**TASK DETAILS:**
Return each line below holding the string "allen".

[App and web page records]

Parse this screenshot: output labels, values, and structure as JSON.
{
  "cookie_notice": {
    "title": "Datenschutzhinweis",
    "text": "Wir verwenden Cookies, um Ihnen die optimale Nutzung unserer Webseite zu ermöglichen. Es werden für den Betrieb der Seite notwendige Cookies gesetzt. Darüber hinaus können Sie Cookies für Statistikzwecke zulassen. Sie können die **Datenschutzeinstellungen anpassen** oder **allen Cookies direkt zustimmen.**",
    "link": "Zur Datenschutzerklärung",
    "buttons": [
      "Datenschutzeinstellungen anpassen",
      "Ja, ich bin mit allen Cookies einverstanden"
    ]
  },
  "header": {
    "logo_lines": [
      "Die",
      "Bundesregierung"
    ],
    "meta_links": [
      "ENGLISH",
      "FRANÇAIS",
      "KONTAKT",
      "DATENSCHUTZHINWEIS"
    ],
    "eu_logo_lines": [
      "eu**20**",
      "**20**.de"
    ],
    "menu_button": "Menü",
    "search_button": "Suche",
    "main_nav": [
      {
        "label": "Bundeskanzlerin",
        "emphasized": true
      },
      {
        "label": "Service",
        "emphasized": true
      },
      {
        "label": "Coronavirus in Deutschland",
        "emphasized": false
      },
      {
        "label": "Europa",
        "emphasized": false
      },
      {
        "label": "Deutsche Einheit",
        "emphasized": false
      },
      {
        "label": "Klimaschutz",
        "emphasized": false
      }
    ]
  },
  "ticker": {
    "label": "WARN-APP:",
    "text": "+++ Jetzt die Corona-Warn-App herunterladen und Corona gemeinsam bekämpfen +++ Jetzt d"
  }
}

**TASK RESULT:**
    "text": "Wir verwenden Cookies, um Ihnen die optimale Nutzung unserer Webseite zu ermöglichen. Es werden für den Betrieb der Seite notwendige Cookies gesetzt. Darüber hinaus können Sie Cookies für Statistikzwecke zulassen. Sie können die **Datenschutzeinstellungen anpassen** oder **allen Cookies direkt zustimmen.**",
      "Ja, ich bin mit allen Cookies einverstanden"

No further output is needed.